Records for processing:
## begin

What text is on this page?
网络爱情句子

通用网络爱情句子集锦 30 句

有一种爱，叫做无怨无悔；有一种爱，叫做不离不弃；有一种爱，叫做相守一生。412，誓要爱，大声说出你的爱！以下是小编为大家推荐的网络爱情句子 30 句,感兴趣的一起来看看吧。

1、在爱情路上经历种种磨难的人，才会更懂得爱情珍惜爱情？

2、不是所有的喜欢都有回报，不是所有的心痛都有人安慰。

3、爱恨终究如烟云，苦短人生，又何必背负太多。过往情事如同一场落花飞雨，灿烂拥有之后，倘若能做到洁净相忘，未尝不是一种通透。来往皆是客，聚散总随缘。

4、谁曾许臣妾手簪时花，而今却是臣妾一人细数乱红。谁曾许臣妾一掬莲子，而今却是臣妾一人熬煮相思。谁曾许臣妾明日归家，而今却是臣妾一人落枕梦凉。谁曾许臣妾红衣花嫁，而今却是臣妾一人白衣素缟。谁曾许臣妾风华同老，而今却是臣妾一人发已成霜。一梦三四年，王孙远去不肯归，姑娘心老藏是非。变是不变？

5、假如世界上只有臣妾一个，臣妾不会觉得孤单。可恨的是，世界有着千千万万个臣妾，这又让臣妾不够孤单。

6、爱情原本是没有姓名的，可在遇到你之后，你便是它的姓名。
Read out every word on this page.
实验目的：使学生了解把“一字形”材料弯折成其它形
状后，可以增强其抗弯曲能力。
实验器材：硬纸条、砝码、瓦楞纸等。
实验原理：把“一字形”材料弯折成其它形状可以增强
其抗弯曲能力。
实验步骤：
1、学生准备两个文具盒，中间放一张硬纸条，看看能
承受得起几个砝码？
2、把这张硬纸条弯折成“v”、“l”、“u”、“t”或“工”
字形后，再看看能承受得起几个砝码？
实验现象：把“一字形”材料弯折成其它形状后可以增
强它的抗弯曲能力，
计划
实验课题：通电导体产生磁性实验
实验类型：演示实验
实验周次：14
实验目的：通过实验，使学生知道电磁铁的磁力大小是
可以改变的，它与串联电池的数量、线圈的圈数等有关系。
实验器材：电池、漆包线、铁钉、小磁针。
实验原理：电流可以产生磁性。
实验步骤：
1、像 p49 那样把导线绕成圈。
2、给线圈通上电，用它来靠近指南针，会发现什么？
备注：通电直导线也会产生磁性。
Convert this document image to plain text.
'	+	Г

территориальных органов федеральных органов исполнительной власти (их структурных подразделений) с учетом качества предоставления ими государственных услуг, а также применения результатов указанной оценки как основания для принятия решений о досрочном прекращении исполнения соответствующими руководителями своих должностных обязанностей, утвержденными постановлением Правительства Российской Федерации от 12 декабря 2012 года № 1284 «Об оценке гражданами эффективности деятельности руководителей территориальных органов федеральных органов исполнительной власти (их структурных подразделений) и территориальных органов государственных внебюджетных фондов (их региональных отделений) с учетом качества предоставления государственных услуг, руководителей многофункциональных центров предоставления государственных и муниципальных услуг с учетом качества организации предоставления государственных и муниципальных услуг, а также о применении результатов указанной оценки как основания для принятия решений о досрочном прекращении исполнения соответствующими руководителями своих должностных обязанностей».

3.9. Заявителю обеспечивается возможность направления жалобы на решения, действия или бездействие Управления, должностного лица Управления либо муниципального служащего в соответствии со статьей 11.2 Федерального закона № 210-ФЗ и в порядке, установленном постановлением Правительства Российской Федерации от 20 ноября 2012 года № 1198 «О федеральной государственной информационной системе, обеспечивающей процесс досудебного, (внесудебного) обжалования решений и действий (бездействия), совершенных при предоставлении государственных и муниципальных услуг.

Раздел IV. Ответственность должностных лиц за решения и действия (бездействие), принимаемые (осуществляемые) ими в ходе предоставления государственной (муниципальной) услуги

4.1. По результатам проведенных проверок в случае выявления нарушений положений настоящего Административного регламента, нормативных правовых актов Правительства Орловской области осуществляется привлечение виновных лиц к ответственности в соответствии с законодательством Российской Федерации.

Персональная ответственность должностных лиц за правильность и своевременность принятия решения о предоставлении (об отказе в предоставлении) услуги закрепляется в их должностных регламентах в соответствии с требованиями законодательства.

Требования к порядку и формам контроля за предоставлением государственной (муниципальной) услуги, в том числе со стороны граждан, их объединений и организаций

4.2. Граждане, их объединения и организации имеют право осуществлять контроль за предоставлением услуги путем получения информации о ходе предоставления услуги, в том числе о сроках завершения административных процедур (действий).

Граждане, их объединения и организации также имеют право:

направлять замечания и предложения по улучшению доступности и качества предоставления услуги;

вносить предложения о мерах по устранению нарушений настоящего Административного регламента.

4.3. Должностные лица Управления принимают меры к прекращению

## end

Work instructions: For each line of the listing that holds the word "Административного", show that line.

Completed exercise:
4.1. По результатам проведенных проверок в случае выявления нарушений положений настоящего Административного регламента, нормативных правовых актов Правительства Орловской области осуществляется привлечение виновных лиц к ответственности в соответствии с законодательством Российской Федерации.
вносить предложения о мерах по устранению нарушений настоящего Административного регламента.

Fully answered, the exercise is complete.